ITEMS —
## begin

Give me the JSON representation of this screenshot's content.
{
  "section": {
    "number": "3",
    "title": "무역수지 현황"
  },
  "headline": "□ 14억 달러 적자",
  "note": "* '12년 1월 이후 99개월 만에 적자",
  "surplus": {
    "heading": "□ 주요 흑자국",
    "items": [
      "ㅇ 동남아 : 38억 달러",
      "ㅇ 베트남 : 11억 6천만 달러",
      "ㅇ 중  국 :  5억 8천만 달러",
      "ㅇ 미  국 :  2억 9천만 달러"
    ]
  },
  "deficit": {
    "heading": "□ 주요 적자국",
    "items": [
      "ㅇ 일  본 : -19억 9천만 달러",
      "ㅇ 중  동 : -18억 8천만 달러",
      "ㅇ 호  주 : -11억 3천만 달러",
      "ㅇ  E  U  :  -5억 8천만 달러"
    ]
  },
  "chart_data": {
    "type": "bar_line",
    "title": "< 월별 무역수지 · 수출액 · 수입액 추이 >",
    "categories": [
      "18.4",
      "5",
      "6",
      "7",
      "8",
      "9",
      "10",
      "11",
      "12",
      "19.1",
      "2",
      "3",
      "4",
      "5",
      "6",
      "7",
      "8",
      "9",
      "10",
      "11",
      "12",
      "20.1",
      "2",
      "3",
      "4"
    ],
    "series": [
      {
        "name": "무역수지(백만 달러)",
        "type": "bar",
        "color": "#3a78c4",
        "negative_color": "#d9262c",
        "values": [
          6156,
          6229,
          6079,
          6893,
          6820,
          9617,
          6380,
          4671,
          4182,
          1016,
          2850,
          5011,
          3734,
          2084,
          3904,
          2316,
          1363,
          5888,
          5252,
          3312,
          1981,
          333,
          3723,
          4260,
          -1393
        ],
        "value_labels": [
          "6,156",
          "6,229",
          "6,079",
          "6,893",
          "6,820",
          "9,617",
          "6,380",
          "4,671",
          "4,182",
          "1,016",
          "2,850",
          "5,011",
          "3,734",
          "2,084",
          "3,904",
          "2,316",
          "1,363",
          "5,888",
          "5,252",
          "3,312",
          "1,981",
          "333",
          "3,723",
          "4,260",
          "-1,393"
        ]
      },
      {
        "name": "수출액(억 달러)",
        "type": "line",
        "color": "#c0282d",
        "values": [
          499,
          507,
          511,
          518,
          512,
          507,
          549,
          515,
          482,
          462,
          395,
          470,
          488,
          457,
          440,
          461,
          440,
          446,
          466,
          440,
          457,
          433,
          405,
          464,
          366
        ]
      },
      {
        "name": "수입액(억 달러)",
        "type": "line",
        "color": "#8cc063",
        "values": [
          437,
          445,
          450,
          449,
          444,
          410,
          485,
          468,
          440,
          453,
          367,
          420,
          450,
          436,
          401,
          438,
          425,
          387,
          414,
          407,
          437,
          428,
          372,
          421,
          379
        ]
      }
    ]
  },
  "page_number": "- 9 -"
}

## end

WHAT IS NEEDED — Each line of the listing above should be output exactly.

OUTPUT OF THE TASK —
Give me the JSON representation of this screenshot's content.
{
  "section": {
    "number": "3",
    "title": "무역수지 현황"
  },
  "headline": "□ 14억 달러 적자",
  "note": "* '12년 1월 이후 99개월 만에 적자",
  "surplus": {
    "heading": "□ 주요 흑자국",
    "items": [
      "ㅇ 동남아 : 38억 달러",
      "ㅇ 베트남 : 11억 6천만 달러",
      "ㅇ 중  국 :  5억 8천만 달러",
      "ㅇ 미  국 :  2억 9천만 달러"
    ]
  },
  "deficit": {
    "heading": "□ 주요 적자국",
    "items": [
      "ㅇ 일  본 : -19억 9천만 달러",
      "ㅇ 중  동 : -18억 8천만 달러",
      "ㅇ 호  주 : -11억 3천만 달러",
      "ㅇ  E  U  :  -5억 8천만 달러"
    ]
  },
  "chart_data": {
    "type": "bar_line",
    "title": "< 월별 무역수지 · 수출액 · 수입액 추이 >",
    "categories": [
      "18.4",
      "5",
      "6",
      "7",
      "8",
      "9",
      "10",
      "11",
      "12",
      "19.1",
      "2",
      "3",
      "4",
      "5",
      "6",
      "7",
      "8",
      "9",
      "10",
      "11",
      "12",
      "20.1",
      "2",
      "3",
      "4"
    ],
    "series": [
      {
        "name": "무역수지(백만 달러)",
        "type": "bar",
        "color": "#3a78c4",
        "negative_color": "#d9262c",
        "values": [
          6156,
          6229,
          6079,
          6893,
          6820,
          9617,
          6380,
          4671,
          4182,
          1016,
          2850,
          5011,
          3734,
          2084,
          3904,
          2316,
          1363,
          5888,
          5252,
          3312,
          1981,
          333,
          3723,
          4260,
          -1393
        ],
        "value_labels": [
          "6,156",
          "6,229",
          "6,079",
          "6,893",
          "6,820",
          "9,617",
          "6,380",
          "4,671",
          "4,182",
          "1,016",
          "2,850",
          "5,011",
          "3,734",
          "2,084",
          "3,904",
          "2,316",
          "1,363",
          "5,888",
          "5,252",
          "3,312",
          "1,981",
          "333",
          "3,723",
          "4,260",
          "-1,393"
        ]
      },
      {
        "name": "수출액(억 달러)",
        "type": "line",
        "color": "#c0282d",
        "values": [
          499,
          507,
          511,
          518,
          512,
          507,
          549,
          515,
          482,
          462,
          395,
          470,
          488,
          457,
          440,
          461,
          440,
          446,
          466,
          440,
          457,
          433,
          405,
          464,
          366
        ]
      },
      {
        "name": "수입액(억 달러)",
        "type": "line",
        "color": "#8cc063",
        "values": [
          437,
          445,
          450,
          449,
          444,
          410,
          485,
          468,
          440,
          453,
          367,
          420,
          450,
          436,
          401,
          438,
          425,
          387,
          414,
          407,
          437,
          428,
          372,
          421,
          379
        ]
      }
    ]
  },
  "page_number": "- 9 -"
}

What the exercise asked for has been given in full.